- _AIM_:
Write each line out again exactly as written.

- _ROWS_:
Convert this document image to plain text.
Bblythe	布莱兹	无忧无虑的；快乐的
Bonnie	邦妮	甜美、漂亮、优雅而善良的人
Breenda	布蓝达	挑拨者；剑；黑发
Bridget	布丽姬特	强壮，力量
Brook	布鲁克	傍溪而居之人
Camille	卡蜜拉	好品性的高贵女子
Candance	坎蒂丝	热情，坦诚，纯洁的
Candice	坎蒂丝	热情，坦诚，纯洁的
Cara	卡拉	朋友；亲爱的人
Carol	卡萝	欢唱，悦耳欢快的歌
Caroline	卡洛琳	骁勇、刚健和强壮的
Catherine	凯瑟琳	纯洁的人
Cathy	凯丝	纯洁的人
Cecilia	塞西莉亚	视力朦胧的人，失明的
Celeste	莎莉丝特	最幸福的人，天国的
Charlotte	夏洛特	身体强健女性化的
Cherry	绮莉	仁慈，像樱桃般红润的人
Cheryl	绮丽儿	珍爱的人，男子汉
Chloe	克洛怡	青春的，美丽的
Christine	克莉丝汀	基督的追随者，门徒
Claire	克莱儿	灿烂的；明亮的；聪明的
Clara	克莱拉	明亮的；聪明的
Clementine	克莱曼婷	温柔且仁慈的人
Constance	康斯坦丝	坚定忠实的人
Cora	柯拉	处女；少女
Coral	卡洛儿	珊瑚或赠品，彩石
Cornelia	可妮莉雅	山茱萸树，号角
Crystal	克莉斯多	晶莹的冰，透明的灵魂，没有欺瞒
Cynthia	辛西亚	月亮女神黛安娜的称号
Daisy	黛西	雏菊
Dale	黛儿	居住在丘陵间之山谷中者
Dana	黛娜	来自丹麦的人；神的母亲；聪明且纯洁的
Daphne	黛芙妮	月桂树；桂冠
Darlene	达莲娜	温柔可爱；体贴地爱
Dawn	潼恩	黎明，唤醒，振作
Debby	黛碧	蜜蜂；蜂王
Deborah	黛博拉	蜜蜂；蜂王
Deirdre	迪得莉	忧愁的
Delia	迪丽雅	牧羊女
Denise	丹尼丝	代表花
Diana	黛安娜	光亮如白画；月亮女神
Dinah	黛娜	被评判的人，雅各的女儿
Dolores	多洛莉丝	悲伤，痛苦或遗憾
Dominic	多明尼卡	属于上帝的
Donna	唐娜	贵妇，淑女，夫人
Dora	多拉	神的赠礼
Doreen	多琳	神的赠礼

- _PROBLEM SOLUTION_:
Convert this document image to plain text.
Bblythe	布莱兹	无忧无虑的；快乐的
Bonnie	邦妮	甜美、漂亮、优雅而善良的人
Breenda	布蓝达	挑拨者；剑；黑发
Bridget	布丽姬特	强壮，力量
Brook	布鲁克	傍溪而居之人
Camille	卡蜜拉	好品性的高贵女子
Candance	坎蒂丝	热情，坦诚，纯洁的
Candice	坎蒂丝	热情，坦诚，纯洁的
Cara	卡拉	朋友；亲爱的人
Carol	卡萝	欢唱，悦耳欢快的歌
Caroline	卡洛琳	骁勇、刚健和强壮的
Catherine	凯瑟琳	纯洁的人
Cathy	凯丝	纯洁的人
Cecilia	塞西莉亚	视力朦胧的人，失明的
Celeste	莎莉丝特	最幸福的人，天国的
Charlotte	夏洛特	身体强健女性化的
Cherry	绮莉	仁慈，像樱桃般红润的人
Cheryl	绮丽儿	珍爱的人，男子汉
Chloe	克洛怡	青春的，美丽的
Christine	克莉丝汀	基督的追随者，门徒
Claire	克莱儿	灿烂的；明亮的；聪明的
Clara	克莱拉	明亮的；聪明的
Clementine	克莱曼婷	温柔且仁慈的人
Constance	康斯坦丝	坚定忠实的人
Cora	柯拉	处女；少女
Coral	卡洛儿	珊瑚或赠品，彩石
Cornelia	可妮莉雅	山茱萸树，号角
Crystal	克莉斯多	晶莹的冰，透明的灵魂，没有欺瞒
Cynthia	辛西亚	月亮女神黛安娜的称号
Daisy	黛西	雏菊
Dale	黛儿	居住在丘陵间之山谷中者
Dana	黛娜	来自丹麦的人；神的母亲；聪明且纯洁的
Daphne	黛芙妮	月桂树；桂冠
Darlene	达莲娜	温柔可爱；体贴地爱
Dawn	潼恩	黎明，唤醒，振作
Debby	黛碧	蜜蜂；蜂王
Deborah	黛博拉	蜜蜂；蜂王
Deirdre	迪得莉	忧愁的
Delia	迪丽雅	牧羊女
Denise	丹尼丝	代表花
Diana	黛安娜	光亮如白画；月亮女神
Dinah	黛娜	被评判的人，雅各的女儿
Dolores	多洛莉丝	悲伤，痛苦或遗憾
Dominic	多明尼卡	属于上帝的
Donna	唐娜	贵妇，淑女，夫人
Dora	多拉	神的赠礼
Doreen	多琳	神的赠礼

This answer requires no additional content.